Data listing
----------

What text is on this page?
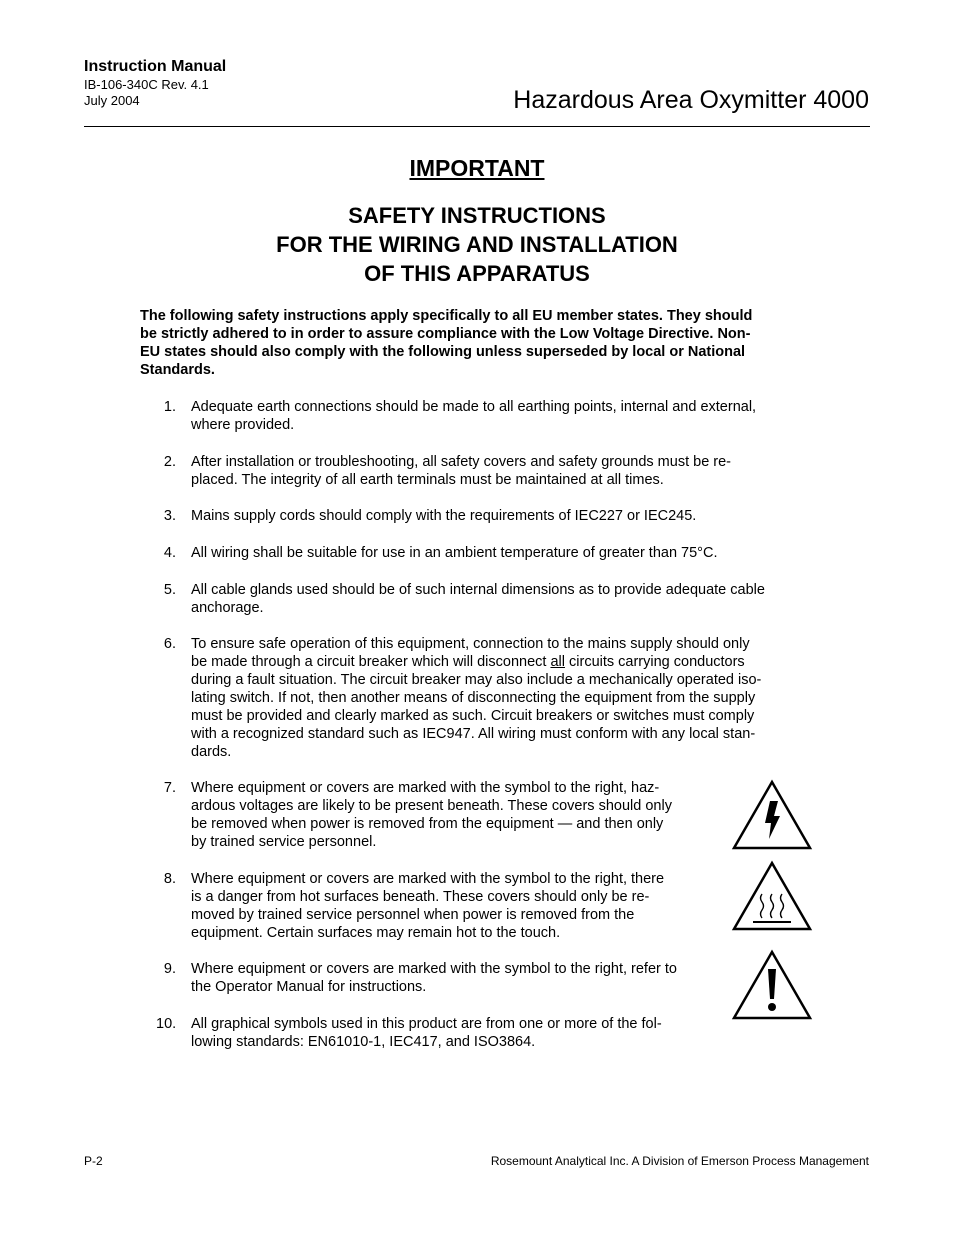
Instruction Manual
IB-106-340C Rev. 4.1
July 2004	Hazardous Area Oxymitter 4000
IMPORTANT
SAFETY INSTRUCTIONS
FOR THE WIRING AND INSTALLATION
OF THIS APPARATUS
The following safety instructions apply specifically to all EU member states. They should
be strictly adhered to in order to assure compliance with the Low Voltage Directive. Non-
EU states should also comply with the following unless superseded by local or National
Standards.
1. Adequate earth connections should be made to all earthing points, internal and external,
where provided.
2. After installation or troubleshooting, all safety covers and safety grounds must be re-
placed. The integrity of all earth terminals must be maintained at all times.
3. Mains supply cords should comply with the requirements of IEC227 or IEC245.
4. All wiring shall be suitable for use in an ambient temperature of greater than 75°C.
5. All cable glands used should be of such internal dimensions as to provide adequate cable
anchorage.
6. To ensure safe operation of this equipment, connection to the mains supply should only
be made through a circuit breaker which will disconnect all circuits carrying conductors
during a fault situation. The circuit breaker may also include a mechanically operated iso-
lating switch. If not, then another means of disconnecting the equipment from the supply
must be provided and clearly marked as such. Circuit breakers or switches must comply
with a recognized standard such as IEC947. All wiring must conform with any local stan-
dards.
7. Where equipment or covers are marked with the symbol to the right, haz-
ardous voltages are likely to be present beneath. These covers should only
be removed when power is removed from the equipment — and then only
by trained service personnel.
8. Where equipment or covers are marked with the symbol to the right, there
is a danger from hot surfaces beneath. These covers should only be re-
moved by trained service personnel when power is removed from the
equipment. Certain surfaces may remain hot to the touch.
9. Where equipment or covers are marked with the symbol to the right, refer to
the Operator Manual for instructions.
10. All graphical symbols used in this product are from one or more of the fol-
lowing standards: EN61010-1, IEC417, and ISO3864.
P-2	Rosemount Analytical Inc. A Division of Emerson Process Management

----------

Your objective =
From the material given, work out how many lines hold the string "comply"; state that number and nothing further.

Solution for this task =
3